Data supplied |
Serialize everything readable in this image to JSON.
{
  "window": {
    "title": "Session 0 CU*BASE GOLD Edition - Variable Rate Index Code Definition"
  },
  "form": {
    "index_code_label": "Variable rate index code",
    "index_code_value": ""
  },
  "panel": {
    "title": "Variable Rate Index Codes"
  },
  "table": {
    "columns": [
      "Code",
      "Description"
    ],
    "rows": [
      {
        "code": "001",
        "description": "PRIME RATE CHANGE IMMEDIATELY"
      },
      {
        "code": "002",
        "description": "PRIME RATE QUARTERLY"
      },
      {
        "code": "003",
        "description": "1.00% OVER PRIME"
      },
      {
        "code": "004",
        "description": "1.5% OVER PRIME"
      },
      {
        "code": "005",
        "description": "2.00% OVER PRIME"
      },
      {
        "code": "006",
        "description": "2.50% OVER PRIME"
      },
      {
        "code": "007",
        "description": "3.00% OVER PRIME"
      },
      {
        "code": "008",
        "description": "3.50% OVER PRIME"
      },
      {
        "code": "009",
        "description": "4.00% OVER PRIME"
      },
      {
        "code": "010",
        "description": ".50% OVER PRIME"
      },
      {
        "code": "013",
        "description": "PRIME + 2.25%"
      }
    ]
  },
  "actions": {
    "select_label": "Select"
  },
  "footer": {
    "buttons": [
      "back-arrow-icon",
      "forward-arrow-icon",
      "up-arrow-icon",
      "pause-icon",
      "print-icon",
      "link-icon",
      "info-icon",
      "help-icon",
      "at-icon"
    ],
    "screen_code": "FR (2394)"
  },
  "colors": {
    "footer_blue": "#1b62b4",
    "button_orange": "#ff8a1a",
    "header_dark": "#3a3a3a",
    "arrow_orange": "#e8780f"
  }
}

Task statement | All the entries above need to be reproduced exactly.

The reply |
Serialize everything readable in this image to JSON.
{
  "window": {
    "title": "Session 0 CU*BASE GOLD Edition - Variable Rate Index Code Definition"
  },
  "form": {
    "index_code_label": "Variable rate index code",
    "index_code_value": ""
  },
  "panel": {
    "title": "Variable Rate Index Codes"
  },
  "table": {
    "columns": [
      "Code",
      "Description"
    ],
    "rows": [
      {
        "code": "001",
        "description": "PRIME RATE CHANGE IMMEDIATELY"
      },
      {
        "code": "002",
        "description": "PRIME RATE QUARTERLY"
      },
      {
        "code": "003",
        "description": "1.00% OVER PRIME"
      },
      {
        "code": "004",
        "description": "1.5% OVER PRIME"
      },
      {
        "code": "005",
        "description": "2.00% OVER PRIME"
      },
      {
        "code": "006",
        "description": "2.50% OVER PRIME"
      },
      {
        "code": "007",
        "description": "3.00% OVER PRIME"
      },
      {
        "code": "008",
        "description": "3.50% OVER PRIME"
      },
      {
        "code": "009",
        "description": "4.00% OVER PRIME"
      },
      {
        "code": "010",
        "description": ".50% OVER PRIME"
      },
      {
        "code": "013",
        "description": "PRIME + 2.25%"
      }
    ]
  },
  "actions": {
    "select_label": "Select"
  },
  "footer": {
    "buttons": [
      "back-arrow-icon",
      "forward-arrow-icon",
      "up-arrow-icon",
      "pause-icon",
      "print-icon",
      "link-icon",
      "info-icon",
      "help-icon",
      "at-icon"
    ],
    "screen_code": "FR (2394)"
  },
  "colors": {
    "footer_blue": "#1b62b4",
    "button_orange": "#ff8a1a",
    "header_dark": "#3a3a3a",
    "arrow_orange": "#e8780f"
  }
}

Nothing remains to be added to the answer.